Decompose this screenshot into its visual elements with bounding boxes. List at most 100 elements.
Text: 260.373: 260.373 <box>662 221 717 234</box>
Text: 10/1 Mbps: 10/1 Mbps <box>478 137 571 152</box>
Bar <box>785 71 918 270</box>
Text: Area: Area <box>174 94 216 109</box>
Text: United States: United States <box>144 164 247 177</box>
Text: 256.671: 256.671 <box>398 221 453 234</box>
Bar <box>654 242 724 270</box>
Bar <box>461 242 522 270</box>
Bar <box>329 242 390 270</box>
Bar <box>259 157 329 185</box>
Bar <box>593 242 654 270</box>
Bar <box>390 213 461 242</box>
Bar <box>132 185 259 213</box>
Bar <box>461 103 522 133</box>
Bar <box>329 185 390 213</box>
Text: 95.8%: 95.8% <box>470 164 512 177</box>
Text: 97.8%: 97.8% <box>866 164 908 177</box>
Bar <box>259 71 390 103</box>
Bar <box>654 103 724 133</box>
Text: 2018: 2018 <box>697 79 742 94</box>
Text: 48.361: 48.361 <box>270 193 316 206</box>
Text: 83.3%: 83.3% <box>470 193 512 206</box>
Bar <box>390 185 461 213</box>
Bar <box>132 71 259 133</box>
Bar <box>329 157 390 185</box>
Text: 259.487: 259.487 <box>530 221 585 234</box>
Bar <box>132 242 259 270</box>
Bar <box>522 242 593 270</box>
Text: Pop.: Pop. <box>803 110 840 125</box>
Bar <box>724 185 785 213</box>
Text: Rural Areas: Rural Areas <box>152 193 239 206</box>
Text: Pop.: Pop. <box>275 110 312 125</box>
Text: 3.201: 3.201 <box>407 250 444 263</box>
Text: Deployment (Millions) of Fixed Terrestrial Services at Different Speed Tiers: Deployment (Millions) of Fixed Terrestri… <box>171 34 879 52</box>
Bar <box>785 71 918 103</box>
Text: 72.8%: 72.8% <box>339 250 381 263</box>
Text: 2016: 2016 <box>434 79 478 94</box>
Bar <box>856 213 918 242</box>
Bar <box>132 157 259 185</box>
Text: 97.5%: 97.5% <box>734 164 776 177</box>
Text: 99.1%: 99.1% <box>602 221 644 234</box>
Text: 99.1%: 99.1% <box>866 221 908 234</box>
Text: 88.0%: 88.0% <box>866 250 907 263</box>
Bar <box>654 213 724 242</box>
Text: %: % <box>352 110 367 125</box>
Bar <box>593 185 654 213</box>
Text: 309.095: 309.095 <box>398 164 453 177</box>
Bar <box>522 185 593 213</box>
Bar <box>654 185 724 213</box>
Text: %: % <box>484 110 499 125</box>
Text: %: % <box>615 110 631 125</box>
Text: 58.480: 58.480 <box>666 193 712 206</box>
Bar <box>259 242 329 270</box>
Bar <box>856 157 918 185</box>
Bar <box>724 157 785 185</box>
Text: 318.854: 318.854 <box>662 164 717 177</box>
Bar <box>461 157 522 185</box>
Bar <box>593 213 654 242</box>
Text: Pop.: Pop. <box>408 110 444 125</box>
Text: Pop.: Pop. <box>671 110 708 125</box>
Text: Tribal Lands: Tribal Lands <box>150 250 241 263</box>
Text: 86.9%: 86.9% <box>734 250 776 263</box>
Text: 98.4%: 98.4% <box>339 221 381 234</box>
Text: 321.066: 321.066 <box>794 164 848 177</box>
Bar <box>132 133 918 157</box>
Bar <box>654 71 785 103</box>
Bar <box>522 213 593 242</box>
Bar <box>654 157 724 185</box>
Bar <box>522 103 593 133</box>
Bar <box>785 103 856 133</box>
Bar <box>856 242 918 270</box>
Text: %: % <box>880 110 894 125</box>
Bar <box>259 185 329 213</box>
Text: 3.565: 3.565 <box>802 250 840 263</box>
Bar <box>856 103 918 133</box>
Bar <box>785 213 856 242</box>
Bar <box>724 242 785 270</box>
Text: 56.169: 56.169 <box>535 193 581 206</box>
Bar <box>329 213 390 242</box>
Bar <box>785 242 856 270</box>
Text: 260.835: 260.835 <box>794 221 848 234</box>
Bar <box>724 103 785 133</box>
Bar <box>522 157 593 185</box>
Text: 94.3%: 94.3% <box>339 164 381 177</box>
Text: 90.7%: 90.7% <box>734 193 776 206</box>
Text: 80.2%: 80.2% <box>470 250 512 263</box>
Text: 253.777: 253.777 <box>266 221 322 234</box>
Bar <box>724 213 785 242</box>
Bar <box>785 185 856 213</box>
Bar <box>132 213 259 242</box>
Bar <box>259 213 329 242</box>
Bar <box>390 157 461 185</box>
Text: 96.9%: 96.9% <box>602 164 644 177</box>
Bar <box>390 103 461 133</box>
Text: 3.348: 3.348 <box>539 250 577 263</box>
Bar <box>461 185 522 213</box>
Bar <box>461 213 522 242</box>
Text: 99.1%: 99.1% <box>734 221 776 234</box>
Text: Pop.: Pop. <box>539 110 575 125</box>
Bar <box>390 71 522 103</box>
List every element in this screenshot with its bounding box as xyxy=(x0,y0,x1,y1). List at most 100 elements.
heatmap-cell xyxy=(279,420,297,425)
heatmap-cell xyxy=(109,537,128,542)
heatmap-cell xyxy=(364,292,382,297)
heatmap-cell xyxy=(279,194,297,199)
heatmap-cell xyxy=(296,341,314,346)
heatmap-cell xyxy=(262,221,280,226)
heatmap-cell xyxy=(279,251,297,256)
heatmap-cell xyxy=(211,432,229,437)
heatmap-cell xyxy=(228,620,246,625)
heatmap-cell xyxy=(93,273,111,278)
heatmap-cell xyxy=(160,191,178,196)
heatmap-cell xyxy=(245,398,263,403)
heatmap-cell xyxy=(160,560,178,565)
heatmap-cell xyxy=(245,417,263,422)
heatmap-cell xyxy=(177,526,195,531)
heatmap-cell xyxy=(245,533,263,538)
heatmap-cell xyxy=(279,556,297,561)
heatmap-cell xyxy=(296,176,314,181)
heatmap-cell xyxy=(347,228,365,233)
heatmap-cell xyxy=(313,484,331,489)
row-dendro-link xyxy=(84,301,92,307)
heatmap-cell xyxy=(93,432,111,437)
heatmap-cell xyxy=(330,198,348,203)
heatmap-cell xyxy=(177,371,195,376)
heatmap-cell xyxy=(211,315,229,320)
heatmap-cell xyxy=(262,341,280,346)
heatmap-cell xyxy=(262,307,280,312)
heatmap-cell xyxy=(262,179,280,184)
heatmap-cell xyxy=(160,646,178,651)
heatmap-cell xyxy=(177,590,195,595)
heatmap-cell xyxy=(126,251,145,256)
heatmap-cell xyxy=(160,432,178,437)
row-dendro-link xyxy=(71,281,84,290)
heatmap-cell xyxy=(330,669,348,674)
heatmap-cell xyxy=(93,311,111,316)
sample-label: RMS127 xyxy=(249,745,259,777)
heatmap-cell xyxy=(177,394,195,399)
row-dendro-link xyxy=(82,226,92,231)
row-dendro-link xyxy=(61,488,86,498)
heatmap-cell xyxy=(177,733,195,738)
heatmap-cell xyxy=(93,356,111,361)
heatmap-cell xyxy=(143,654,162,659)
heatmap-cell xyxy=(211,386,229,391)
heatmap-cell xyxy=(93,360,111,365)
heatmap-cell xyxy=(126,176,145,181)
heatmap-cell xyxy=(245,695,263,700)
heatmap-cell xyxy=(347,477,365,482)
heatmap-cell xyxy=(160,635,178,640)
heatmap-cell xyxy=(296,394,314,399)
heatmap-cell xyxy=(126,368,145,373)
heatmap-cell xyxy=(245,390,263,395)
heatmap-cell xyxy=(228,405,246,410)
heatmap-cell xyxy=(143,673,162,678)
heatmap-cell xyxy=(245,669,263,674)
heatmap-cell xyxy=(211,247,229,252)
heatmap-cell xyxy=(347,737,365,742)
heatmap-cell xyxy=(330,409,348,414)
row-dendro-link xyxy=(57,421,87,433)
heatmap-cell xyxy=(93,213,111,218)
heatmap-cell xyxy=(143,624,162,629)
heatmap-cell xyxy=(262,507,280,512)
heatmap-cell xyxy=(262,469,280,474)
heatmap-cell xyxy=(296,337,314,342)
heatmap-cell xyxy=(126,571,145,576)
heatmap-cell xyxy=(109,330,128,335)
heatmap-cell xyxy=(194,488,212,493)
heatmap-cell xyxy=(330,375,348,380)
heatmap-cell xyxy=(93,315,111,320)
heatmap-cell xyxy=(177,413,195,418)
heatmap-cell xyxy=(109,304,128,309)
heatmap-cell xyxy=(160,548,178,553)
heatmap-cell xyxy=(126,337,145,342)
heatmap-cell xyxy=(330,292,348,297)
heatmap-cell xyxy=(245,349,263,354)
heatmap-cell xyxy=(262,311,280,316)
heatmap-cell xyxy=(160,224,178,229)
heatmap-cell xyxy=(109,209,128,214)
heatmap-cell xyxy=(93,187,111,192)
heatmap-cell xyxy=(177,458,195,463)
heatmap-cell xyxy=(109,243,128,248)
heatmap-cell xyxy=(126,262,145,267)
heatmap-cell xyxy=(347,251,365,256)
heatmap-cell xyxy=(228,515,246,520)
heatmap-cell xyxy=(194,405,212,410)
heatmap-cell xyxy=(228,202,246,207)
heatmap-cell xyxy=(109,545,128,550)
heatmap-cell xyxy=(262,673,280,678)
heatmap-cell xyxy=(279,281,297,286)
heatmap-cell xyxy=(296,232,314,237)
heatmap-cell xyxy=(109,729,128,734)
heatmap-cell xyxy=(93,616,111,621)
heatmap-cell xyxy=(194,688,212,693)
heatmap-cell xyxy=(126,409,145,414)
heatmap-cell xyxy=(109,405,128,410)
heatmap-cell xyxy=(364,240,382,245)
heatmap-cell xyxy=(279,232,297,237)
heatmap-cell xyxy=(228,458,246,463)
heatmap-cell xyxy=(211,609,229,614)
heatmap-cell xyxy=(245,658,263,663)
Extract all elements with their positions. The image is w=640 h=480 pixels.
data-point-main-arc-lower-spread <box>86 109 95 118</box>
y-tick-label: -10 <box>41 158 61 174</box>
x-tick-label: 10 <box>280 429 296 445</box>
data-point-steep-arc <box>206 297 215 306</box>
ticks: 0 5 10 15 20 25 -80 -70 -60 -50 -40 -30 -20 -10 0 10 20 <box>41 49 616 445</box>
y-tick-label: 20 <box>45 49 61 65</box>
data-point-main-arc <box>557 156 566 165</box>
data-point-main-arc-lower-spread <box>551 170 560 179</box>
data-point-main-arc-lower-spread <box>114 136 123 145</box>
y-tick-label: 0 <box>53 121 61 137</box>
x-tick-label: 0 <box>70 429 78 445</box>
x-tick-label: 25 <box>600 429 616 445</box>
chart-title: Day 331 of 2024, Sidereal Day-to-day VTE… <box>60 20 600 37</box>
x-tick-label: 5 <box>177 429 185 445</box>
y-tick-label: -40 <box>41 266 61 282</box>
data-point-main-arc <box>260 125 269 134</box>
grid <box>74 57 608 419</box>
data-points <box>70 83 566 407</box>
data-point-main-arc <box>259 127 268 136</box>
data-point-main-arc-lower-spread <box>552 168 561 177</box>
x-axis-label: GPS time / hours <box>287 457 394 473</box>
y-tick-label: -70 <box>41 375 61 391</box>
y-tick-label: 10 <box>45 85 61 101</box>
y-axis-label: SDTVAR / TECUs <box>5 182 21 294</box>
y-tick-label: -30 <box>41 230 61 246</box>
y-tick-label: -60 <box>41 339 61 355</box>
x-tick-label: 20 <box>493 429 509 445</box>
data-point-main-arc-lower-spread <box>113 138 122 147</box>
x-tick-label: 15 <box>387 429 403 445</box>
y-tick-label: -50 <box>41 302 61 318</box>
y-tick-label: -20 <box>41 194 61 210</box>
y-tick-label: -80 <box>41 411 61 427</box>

---

> AIM
Can you copy out, word for word, the records from their very first line through the line containing "Text: 2018: 2018 <box>697 79 742 94</box>", with both of those lines included?

> OUTPUT BELOW
Decompose this screenshot into its visual elements with bounding boxes. List at most 100 elements.
Text: 260.373: 260.373 <box>662 221 717 234</box>
Text: 10/1 Mbps: 10/1 Mbps <box>478 137 571 152</box>
Bar <box>785 71 918 270</box>
Text: Area: Area <box>174 94 216 109</box>
Text: United States: United States <box>144 164 247 177</box>
Text: 256.671: 256.671 <box>398 221 453 234</box>
Bar <box>654 242 724 270</box>
Bar <box>461 242 522 270</box>
Bar <box>329 242 390 270</box>
Bar <box>259 157 329 185</box>
Bar <box>593 242 654 270</box>
Bar <box>390 213 461 242</box>
Bar <box>132 185 259 213</box>
Bar <box>461 103 522 133</box>
Bar <box>329 185 390 213</box>
Text: 95.8%: 95.8% <box>470 164 512 177</box>
Text: 97.8%: 97.8% <box>866 164 908 177</box>
Bar <box>259 71 390 103</box>
Bar <box>654 103 724 133</box>
Text: 2018: 2018 <box>697 79 742 94</box>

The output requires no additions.